§ **PROBLEM REQUIREMENTS**:
Without including any pictures, write out all the entries exactly.

§ **THE INPUT**:
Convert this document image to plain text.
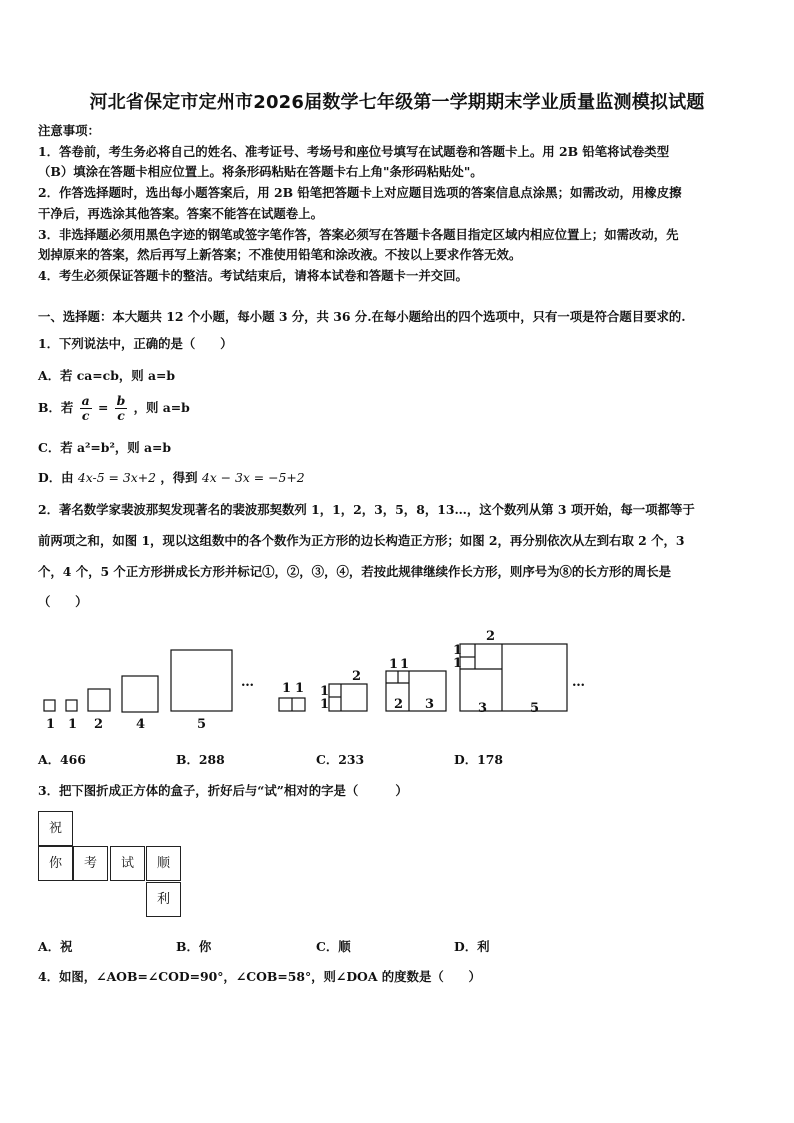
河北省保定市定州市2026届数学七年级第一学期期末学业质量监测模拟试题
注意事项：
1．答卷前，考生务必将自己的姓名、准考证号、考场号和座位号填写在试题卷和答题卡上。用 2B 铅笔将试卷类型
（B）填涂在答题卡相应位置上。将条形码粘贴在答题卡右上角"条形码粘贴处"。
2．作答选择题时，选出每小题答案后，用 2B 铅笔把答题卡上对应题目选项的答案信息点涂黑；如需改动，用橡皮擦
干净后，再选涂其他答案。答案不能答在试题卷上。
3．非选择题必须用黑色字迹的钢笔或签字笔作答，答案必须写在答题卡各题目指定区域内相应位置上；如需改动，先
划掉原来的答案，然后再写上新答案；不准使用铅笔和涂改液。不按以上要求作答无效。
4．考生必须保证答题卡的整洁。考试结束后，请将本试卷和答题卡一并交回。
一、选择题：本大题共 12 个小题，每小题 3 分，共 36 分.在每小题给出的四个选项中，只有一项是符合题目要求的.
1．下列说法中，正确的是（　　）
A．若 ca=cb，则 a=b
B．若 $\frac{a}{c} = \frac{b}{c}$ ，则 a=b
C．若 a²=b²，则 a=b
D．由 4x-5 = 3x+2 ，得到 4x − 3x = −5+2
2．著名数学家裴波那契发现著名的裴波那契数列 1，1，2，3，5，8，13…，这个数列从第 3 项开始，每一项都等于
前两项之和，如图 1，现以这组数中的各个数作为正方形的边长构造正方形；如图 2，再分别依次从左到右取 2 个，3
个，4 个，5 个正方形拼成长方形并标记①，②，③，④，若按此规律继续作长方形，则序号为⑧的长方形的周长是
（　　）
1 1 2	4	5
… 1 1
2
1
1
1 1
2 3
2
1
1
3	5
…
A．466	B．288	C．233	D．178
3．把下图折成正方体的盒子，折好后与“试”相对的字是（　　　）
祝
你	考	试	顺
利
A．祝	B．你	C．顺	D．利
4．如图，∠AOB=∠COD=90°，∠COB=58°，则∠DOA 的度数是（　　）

§ **OUTPUT OF THE TASK**:
Convert this document image to plain text.
河北省保定市定州市2026届数学七年级第一学期期末学业质量监测模拟试题
注意事项：
1．答卷前，考生务必将自己的姓名、准考证号、考场号和座位号填写在试题卷和答题卡上。用 2B 铅笔将试卷类型
（B）填涂在答题卡相应位置上。将条形码粘贴在答题卡右上角"条形码粘贴处"。
2．作答选择题时，选出每小题答案后，用 2B 铅笔把答题卡上对应题目选项的答案信息点涂黑；如需改动，用橡皮擦
干净后，再选涂其他答案。答案不能答在试题卷上。
3．非选择题必须用黑色字迹的钢笔或签字笔作答，答案必须写在答题卡各题目指定区域内相应位置上；如需改动，先
划掉原来的答案，然后再写上新答案；不准使用铅笔和涂改液。不按以上要求作答无效。
4．考生必须保证答题卡的整洁。考试结束后，请将本试卷和答题卡一并交回。
一、选择题：本大题共 12 个小题，每小题 3 分，共 36 分.在每小题给出的四个选项中，只有一项是符合题目要求的.
1．下列说法中，正确的是（　　）
A．若 ca=cb，则 a=b
B．若 $\frac{a}{c} = \frac{b}{c}$ ，则 a=b
C．若 a²=b²，则 a=b
D．由 4x-5 = 3x+2 ，得到 4x − 3x = −5+2
2．著名数学家裴波那契发现著名的裴波那契数列 1，1，2，3，5，8，13…，这个数列从第 3 项开始，每一项都等于
前两项之和，如图 1，现以这组数中的各个数作为正方形的边长构造正方形；如图 2，再分别依次从左到右取 2 个，3
个，4 个，5 个正方形拼成长方形并标记①，②，③，④，若按此规律继续作长方形，则序号为⑧的长方形的周长是
（　　）
1 1 2	4	5
… 1 1
2
1
1
1 1
2 3
2
1
1
3	5
…
A．466	B．288	C．233	D．178
3．把下图折成正方体的盒子，折好后与“试”相对的字是（　　　）
祝
你	考	试	顺
利
A．祝	B．你	C．顺	D．利
4．如图，∠AOB=∠COD=90°，∠COB=58°，则∠DOA 的度数是（　　）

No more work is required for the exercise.